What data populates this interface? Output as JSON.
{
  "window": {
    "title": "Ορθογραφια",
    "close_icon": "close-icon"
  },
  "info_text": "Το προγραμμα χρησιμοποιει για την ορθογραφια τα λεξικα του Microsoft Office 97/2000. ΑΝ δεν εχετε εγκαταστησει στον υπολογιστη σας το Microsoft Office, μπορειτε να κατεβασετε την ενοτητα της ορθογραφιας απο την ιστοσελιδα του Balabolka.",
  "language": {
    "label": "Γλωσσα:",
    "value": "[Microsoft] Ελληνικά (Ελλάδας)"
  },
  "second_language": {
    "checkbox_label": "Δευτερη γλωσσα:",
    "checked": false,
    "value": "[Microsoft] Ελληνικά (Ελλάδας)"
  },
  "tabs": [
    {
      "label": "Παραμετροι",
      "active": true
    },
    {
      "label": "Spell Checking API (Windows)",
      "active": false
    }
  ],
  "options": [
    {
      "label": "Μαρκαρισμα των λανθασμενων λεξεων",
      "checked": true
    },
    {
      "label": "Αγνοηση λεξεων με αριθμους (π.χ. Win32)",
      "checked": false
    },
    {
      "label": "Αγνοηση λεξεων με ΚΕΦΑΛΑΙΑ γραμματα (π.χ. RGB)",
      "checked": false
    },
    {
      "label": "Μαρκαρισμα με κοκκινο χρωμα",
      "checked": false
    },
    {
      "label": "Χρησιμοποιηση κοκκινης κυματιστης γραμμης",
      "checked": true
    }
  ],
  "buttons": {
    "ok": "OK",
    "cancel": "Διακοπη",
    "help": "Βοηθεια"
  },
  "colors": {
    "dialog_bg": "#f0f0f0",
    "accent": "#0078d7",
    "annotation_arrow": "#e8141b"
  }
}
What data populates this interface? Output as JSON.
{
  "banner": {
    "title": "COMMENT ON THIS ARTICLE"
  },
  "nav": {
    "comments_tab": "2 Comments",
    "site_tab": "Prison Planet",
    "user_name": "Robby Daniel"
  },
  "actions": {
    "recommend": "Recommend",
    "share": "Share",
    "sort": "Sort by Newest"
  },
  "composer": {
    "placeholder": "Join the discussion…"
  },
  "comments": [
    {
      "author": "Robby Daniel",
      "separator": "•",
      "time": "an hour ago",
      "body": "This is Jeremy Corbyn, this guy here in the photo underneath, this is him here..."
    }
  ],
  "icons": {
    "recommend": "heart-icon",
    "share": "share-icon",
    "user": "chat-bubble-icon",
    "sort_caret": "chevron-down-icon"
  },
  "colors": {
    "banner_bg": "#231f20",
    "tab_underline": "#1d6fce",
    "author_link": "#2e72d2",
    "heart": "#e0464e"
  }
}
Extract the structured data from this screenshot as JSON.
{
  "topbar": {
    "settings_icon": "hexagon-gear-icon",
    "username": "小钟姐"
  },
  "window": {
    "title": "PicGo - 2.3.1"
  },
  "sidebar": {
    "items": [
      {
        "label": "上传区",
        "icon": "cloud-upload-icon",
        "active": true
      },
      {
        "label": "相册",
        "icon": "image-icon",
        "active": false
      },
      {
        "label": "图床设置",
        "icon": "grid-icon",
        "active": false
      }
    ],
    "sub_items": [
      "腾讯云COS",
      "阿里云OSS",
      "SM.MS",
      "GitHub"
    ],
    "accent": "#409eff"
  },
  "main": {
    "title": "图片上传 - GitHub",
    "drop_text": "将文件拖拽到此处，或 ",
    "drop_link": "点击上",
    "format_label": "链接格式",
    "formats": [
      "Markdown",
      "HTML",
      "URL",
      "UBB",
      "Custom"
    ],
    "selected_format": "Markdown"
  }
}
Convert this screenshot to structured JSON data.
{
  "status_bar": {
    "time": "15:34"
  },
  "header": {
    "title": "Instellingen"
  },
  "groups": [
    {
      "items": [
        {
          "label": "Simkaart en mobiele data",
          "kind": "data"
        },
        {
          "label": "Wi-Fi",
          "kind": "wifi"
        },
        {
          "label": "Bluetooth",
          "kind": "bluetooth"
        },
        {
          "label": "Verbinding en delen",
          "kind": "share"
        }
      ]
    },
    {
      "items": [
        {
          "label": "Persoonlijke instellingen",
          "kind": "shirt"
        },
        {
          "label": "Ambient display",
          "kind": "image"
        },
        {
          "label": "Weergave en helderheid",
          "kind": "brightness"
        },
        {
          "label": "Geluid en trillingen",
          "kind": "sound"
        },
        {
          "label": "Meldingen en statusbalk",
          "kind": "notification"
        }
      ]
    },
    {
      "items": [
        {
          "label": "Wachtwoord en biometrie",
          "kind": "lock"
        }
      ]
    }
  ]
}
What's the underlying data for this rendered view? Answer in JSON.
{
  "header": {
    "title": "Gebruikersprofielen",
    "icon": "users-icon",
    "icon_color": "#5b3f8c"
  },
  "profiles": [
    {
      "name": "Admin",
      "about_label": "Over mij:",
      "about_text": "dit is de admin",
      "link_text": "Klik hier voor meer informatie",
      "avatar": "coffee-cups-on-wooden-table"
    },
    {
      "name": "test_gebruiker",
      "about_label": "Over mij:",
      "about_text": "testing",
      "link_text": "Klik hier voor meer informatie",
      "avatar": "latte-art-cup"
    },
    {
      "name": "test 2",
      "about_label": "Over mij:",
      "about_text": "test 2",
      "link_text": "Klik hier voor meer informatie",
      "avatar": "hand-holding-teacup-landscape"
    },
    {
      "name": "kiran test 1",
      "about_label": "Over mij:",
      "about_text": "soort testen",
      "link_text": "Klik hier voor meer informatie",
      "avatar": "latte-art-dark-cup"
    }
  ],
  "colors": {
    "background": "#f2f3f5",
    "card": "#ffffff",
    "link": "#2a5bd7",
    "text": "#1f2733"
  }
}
- - -
● Do this: Out of the material above, select every line that holds the string "data".

● Response for this exercise:
What data populates this interface? Output as JSON.
What data populates this interface? Output as JSON.
Extract the structured data from this screenshot as JSON.
Convert this screenshot to structured JSON data.
          "label": "Simkaart en mobiele data",
          "kind": "data"
What's the underlying data for this rendered view? Answer in JSON.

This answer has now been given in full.